## [Problem statement]
Wherever the string "Cagle" appears, copy the whole line.

## [Records to process]
--- START ---
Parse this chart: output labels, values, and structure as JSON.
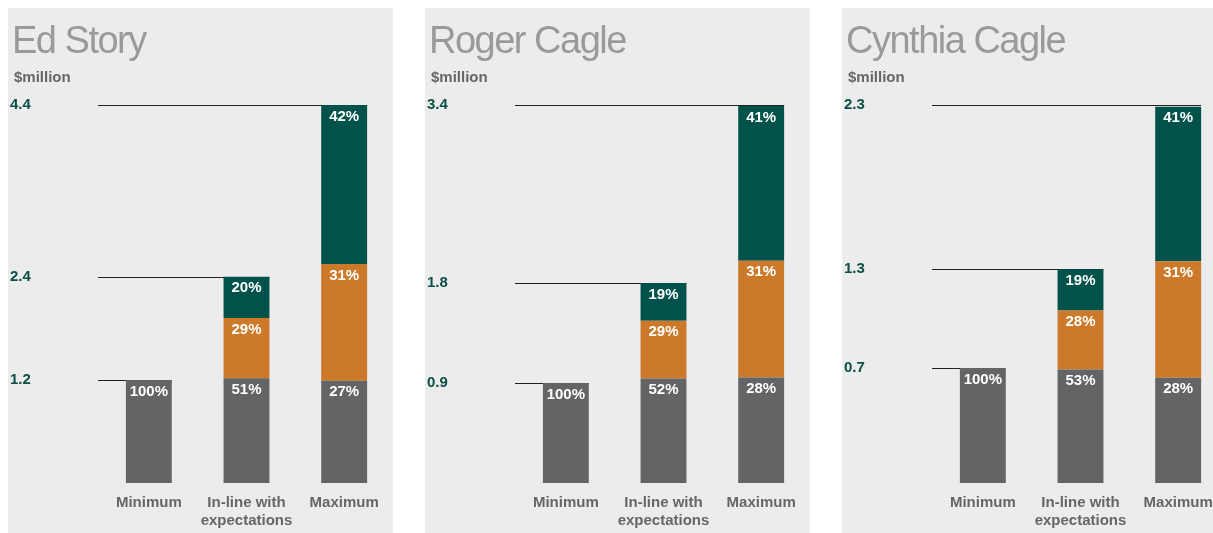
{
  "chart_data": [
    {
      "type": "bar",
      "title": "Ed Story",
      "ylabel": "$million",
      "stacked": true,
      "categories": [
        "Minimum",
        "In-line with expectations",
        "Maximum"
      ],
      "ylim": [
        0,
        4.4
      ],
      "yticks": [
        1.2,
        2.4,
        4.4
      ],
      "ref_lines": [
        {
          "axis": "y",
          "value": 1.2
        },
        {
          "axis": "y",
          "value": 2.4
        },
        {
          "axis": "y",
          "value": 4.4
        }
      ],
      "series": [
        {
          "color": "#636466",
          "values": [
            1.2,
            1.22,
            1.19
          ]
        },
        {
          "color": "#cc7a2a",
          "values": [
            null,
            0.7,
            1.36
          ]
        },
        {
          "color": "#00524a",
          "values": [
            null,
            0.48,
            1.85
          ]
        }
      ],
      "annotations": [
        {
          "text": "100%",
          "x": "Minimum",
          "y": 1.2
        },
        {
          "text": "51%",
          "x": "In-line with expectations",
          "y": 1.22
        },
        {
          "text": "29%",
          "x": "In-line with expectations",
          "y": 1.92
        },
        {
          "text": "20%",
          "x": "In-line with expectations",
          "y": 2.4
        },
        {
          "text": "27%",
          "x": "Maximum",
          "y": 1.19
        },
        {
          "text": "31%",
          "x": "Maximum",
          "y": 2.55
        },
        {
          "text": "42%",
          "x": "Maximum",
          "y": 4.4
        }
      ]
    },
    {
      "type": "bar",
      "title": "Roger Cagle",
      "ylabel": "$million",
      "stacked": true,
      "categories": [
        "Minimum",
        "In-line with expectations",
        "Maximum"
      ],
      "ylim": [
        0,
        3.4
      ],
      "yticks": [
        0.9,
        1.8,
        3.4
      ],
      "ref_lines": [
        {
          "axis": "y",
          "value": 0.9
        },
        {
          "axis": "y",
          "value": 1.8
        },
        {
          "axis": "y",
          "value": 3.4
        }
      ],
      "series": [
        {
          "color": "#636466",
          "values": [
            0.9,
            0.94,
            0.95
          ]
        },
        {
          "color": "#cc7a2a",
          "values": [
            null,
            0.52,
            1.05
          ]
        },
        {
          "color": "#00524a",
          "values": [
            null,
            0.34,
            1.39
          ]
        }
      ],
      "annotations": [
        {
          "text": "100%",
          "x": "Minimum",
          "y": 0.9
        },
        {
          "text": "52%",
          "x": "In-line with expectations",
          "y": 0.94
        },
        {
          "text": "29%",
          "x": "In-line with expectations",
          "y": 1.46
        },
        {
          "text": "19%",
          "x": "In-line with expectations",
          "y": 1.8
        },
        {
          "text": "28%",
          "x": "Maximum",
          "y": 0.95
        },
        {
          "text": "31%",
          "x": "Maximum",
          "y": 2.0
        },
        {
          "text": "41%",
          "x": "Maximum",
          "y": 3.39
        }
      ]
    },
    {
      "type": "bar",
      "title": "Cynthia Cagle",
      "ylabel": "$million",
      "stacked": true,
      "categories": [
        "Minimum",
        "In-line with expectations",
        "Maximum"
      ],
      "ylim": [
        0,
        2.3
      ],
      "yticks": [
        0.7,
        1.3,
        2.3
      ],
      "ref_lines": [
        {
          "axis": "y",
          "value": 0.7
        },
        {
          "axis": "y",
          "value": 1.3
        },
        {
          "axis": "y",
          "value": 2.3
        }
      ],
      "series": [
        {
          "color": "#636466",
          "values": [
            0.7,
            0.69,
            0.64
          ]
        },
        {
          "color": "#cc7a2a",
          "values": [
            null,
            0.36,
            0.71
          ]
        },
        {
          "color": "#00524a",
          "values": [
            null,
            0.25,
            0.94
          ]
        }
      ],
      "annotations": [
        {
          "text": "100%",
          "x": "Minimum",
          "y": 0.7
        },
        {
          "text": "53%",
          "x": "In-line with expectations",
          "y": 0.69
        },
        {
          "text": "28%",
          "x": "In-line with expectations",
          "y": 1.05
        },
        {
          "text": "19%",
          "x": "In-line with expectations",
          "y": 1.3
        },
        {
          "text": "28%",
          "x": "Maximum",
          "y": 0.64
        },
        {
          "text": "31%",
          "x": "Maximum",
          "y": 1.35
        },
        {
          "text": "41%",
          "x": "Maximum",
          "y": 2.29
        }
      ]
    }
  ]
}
--- END ---
--- START ---
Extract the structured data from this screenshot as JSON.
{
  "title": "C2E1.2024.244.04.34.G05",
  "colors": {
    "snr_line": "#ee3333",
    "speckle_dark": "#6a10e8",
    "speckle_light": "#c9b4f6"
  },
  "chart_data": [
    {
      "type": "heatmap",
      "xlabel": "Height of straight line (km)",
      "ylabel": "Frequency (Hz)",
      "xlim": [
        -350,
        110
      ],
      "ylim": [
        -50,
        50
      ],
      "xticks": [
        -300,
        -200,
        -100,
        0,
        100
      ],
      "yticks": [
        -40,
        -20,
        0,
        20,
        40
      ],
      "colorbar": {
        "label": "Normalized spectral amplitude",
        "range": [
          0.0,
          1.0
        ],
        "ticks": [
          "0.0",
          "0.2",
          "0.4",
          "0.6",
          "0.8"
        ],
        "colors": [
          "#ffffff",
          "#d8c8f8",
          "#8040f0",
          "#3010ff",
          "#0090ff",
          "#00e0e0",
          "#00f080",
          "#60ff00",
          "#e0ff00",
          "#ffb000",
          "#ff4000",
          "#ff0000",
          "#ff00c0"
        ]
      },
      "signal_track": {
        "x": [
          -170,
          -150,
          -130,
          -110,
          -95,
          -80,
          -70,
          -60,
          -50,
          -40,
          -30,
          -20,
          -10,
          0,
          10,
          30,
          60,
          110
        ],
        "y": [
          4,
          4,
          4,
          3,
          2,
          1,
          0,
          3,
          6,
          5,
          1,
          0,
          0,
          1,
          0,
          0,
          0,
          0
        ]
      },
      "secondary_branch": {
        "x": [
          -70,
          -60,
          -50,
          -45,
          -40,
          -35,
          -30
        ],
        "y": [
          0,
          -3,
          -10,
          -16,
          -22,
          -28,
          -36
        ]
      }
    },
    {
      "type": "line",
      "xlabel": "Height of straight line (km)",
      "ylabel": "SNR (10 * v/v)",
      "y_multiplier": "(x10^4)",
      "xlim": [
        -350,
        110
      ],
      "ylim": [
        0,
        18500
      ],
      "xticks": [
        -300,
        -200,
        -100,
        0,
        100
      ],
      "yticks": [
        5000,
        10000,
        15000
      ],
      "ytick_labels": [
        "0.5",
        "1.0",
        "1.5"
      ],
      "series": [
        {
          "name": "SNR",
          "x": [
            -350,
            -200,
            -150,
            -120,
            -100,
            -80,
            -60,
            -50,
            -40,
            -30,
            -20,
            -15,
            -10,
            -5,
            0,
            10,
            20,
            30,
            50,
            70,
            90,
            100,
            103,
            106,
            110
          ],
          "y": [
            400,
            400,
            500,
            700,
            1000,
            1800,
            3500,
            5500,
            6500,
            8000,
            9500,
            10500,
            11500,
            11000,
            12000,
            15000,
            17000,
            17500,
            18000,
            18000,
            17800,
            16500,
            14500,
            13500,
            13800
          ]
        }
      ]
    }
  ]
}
--- END ---
--- START ---
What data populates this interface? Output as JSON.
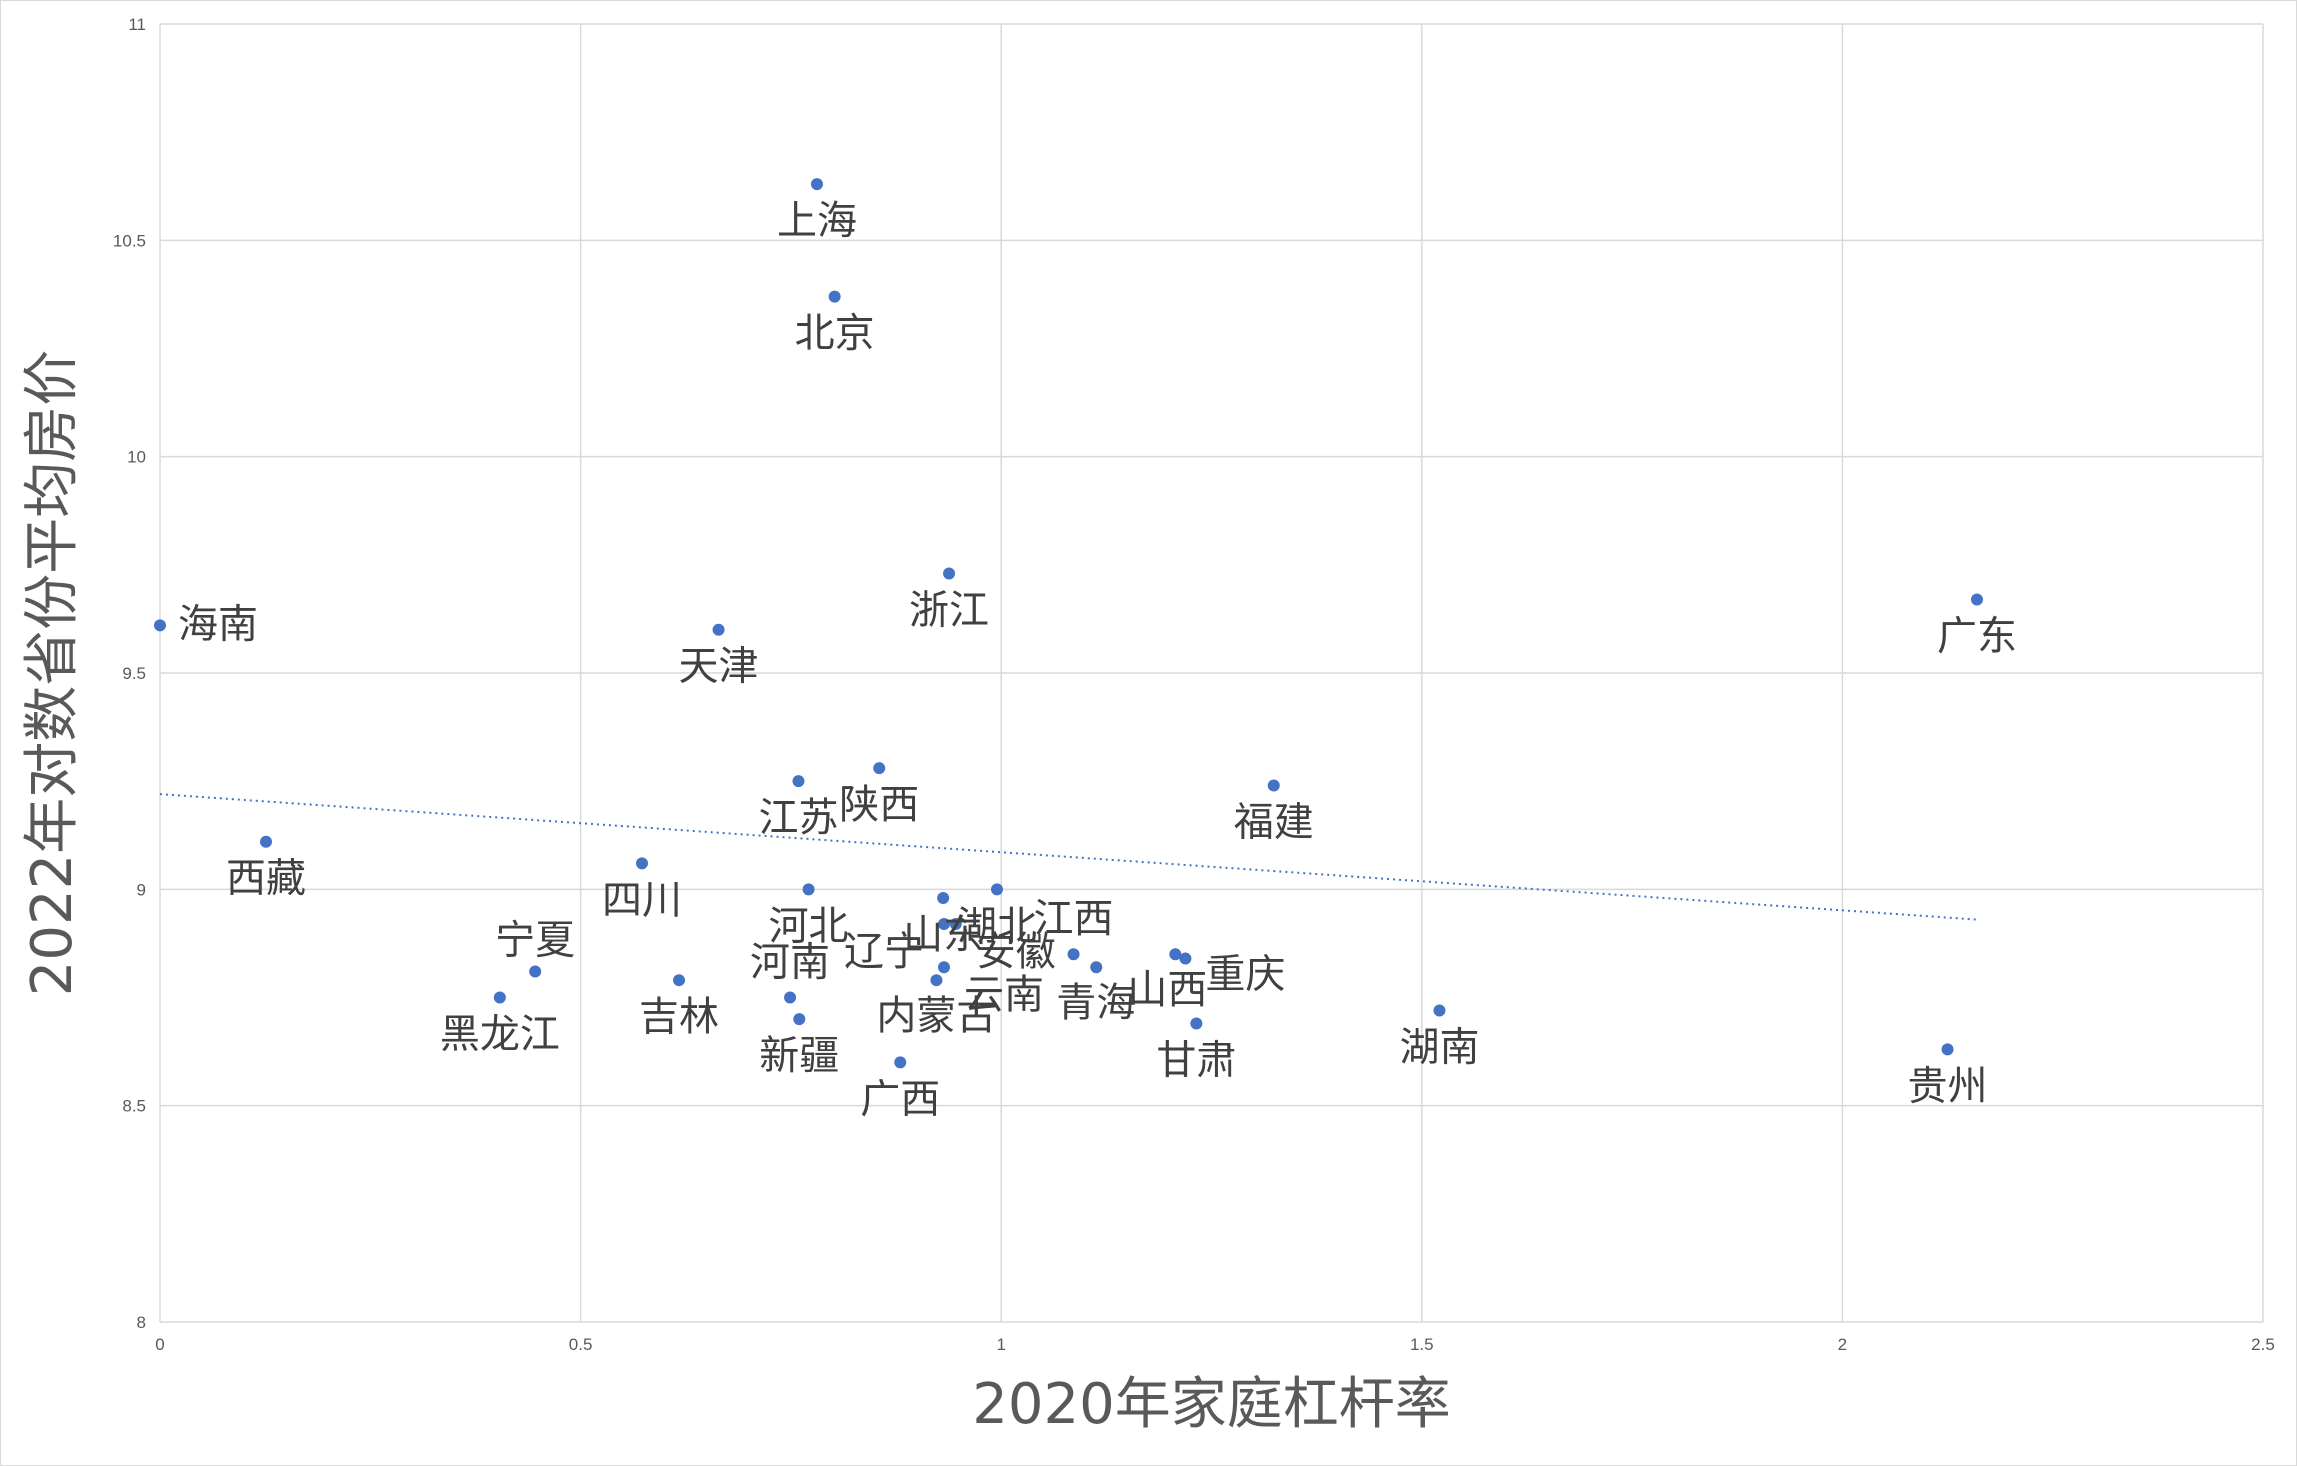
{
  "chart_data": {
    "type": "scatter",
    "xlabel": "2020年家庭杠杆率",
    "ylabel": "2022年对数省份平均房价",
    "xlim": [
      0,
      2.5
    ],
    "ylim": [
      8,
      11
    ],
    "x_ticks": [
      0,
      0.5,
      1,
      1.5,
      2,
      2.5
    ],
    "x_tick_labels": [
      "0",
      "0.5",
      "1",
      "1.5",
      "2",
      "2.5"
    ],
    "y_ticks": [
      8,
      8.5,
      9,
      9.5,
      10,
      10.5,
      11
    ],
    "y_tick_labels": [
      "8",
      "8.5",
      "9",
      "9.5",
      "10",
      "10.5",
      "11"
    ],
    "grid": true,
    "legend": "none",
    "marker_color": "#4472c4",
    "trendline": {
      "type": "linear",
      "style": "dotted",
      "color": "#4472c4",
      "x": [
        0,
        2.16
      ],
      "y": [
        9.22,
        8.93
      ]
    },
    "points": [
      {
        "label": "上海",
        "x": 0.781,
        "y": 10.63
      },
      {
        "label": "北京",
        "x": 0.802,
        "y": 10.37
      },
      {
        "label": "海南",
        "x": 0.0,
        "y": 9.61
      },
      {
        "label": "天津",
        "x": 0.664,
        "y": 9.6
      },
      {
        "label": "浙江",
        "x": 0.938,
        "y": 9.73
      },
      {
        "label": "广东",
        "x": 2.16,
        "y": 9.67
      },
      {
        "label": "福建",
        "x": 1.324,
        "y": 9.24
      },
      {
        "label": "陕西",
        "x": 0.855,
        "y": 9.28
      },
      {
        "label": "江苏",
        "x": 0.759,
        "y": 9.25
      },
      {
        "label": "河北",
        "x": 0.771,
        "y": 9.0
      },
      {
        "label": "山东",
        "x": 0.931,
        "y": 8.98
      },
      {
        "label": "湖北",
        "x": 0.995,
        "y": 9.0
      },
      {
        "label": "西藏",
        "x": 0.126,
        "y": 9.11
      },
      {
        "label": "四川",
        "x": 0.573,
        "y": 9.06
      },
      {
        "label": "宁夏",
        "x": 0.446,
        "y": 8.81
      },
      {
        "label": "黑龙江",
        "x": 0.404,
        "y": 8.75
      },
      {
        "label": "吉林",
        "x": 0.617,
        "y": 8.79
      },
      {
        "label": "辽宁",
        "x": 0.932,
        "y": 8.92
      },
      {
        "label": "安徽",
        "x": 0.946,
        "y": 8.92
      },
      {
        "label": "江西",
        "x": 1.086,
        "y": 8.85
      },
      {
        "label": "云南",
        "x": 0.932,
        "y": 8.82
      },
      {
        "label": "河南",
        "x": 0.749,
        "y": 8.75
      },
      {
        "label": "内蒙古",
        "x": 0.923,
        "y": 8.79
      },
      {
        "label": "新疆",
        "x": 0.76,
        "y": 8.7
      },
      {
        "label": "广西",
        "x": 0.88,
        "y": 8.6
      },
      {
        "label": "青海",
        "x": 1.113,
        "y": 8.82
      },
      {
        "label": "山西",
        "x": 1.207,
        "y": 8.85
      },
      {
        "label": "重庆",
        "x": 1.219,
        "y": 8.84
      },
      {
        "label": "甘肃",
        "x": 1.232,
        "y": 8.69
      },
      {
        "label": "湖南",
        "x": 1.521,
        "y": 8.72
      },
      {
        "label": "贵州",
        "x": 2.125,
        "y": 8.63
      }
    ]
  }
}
--- END ---
## [Result of the task]
      "title": "Roger Cagle",
      "title": "Cynthia Cagle",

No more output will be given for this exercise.